TASK DIRECTIONS = Reproduce every entry below precisely. Pictures are excluded from the copy.

DATASET CONTENT =
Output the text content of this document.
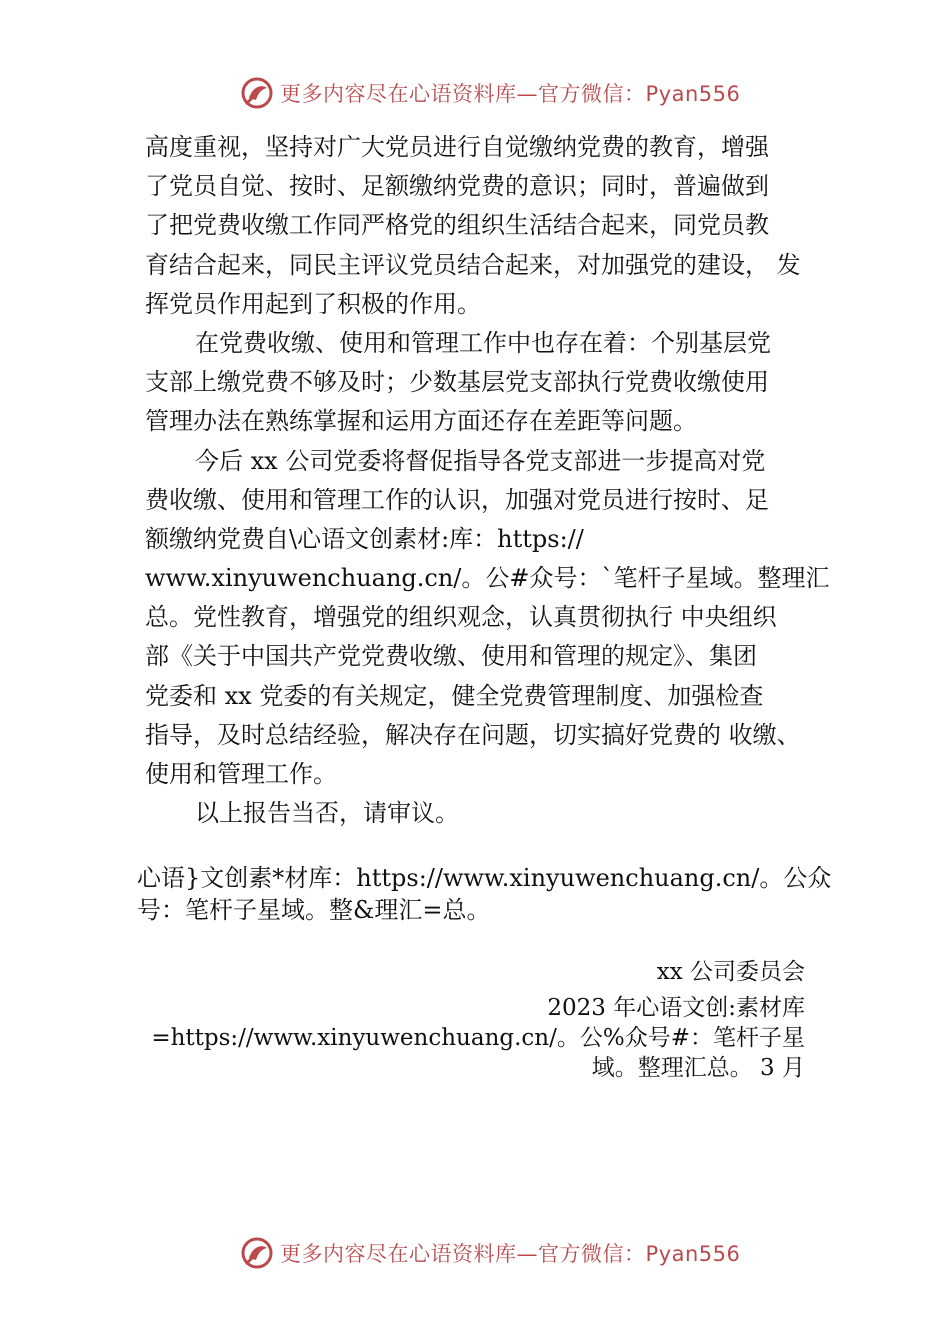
更多内容尽在心语资料库—官方微信：Pyan556
高度重视，坚持对广大党员进行自觉缴纳党费的教育，增强
了党员自觉、按时、足额缴纳党费的意识；同时，普遍做到
了把党费收缴工作同严格党的组织生活结合起来，同党员教
育结合起来，同民主评议党员结合起来，对加强党的建设， 发
挥党员作用起到了积极的作用。
在党费收缴、使用和管理工作中也存在着：个别基层党
支部上缴党费不够及时；少数基层党支部执行党费收缴使用
管理办法在熟练掌握和运用方面还存在差距等问题。
今后 xx 公司党委将督促指导各党支部进一步提高对党
费收缴、使用和管理工作的认识，加强对党员进行按时、足
额缴纳党费自\心语文创素材:库：https://
www.xinyuwenchuang.cn/。公#众号：`笔杆子星域。整理汇
总。党性教育，增强党的组织观念，认真贯彻执行 中央组织
部《关于中国共产党党费收缴、使用和管理的规定》、集团
党委和 xx 党委的有关规定，健全党费管理制度、加强检查
指导，及时总结经验，解决存在问题，切实搞好党费的 收缴、
使用和管理工作。
以上报告当否，请审议。
心语}文创素*材库：https://www.xinyuwenchuang.cn/。公众
号：笔杆子星域。整&理汇=总。
xx 公司委员会
2023 年心语文创:素材库
=https://www.xinyuwenchuang.cn/。公%众号#：笔杆子星
域。整理汇总。 3 月
更多内容尽在心语资料库—官方微信：Pyan556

ANSWER FOR THE TASK =
Output the text content of this document.
更多内容尽在心语资料库—官方微信：Pyan556
高度重视，坚持对广大党员进行自觉缴纳党费的教育，增强
了党员自觉、按时、足额缴纳党费的意识；同时，普遍做到
了把党费收缴工作同严格党的组织生活结合起来，同党员教
育结合起来，同民主评议党员结合起来，对加强党的建设， 发
挥党员作用起到了积极的作用。
在党费收缴、使用和管理工作中也存在着：个别基层党
支部上缴党费不够及时；少数基层党支部执行党费收缴使用
管理办法在熟练掌握和运用方面还存在差距等问题。
今后 xx 公司党委将督促指导各党支部进一步提高对党
费收缴、使用和管理工作的认识，加强对党员进行按时、足
额缴纳党费自\心语文创素材:库：https://
www.xinyuwenchuang.cn/。公#众号：`笔杆子星域。整理汇
总。党性教育，增强党的组织观念，认真贯彻执行 中央组织
部《关于中国共产党党费收缴、使用和管理的规定》、集团
党委和 xx 党委的有关规定，健全党费管理制度、加强检查
指导，及时总结经验，解决存在问题，切实搞好党费的 收缴、
使用和管理工作。
以上报告当否，请审议。
心语}文创素*材库：https://www.xinyuwenchuang.cn/。公众
号：笔杆子星域。整&理汇=总。
xx 公司委员会
2023 年心语文创:素材库
=https://www.xinyuwenchuang.cn/。公%众号#：笔杆子星
域。整理汇总。 3 月
更多内容尽在心语资料库—官方微信：Pyan556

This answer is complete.